Word for word, print each line of the listing below; pictures stay out.

*** Supplied information ***

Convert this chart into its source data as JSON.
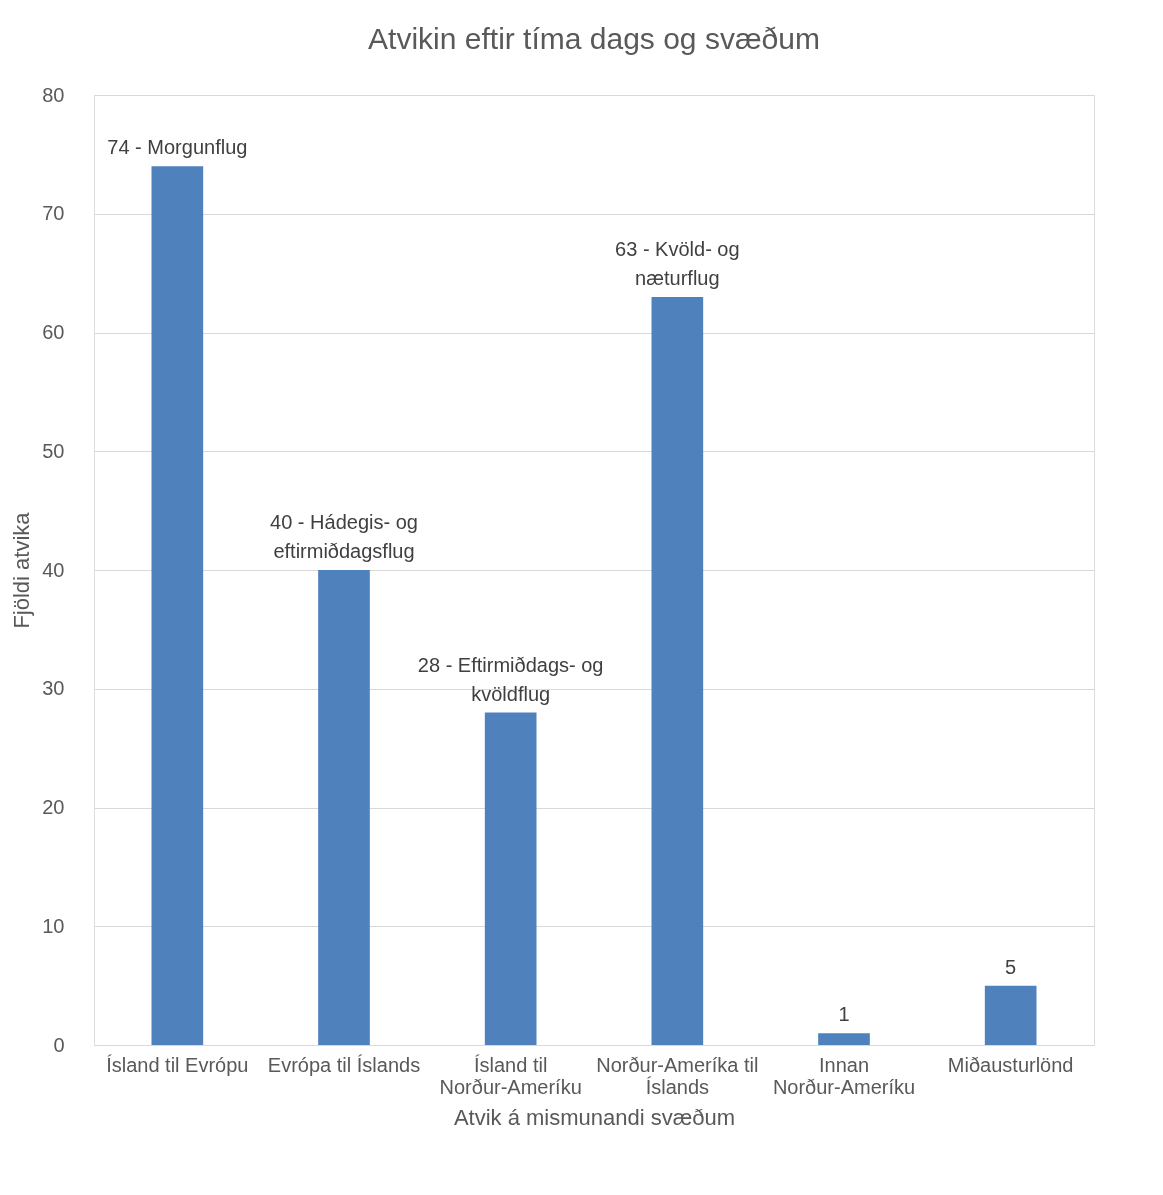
{
  "chart_data": {
    "type": "bar",
    "title": "Atvikin eftir tíma dags og svæðum",
    "xlabel": "Atvik á mismunandi svæðum",
    "ylabel": "Fjöldi atvika",
    "categories": [
      "Ísland til Evrópu",
      "Evrópa til Íslands",
      "Ísland til Norður-Ameríku",
      "Norður-Ameríka til Íslands",
      "Innan Norður-Ameríku",
      "Miðausturlönd"
    ],
    "values": [
      74,
      40,
      28,
      63,
      1,
      5
    ],
    "value_labels": [
      "74 - Morgunflug",
      "40 - Hádegis- og eftirmiðdagsflug",
      "28 - Eftirmiðdags- og kvöldflug",
      "63 - Kvöld- og næturflug",
      "1",
      "5"
    ],
    "color": "#4f81bd",
    "ylim": [
      0,
      80
    ],
    "yticks": [
      0,
      10,
      20,
      30,
      40,
      50,
      60,
      70,
      80
    ],
    "grid": "y"
  }
}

***

- Exercise result:
Convert this chart into its source data as JSON.
{
  "chart_data": {
    "type": "bar",
    "title": "Atvikin eftir tíma dags og svæðum",
    "xlabel": "Atvik á mismunandi svæðum",
    "ylabel": "Fjöldi atvika",
    "categories": [
      "Ísland til Evrópu",
      "Evrópa til Íslands",
      "Ísland til Norður-Ameríku",
      "Norður-Ameríka til Íslands",
      "Innan Norður-Ameríku",
      "Miðausturlönd"
    ],
    "values": [
      74,
      40,
      28,
      63,
      1,
      5
    ],
    "value_labels": [
      "74 - Morgunflug",
      "40 - Hádegis- og eftirmiðdagsflug",
      "28 - Eftirmiðdags- og kvöldflug",
      "63 - Kvöld- og næturflug",
      "1",
      "5"
    ],
    "color": "#4f81bd",
    "ylim": [
      0,
      80
    ],
    "yticks": [
      0,
      10,
      20,
      30,
      40,
      50,
      60,
      70,
      80
    ],
    "grid": "y"
  }
}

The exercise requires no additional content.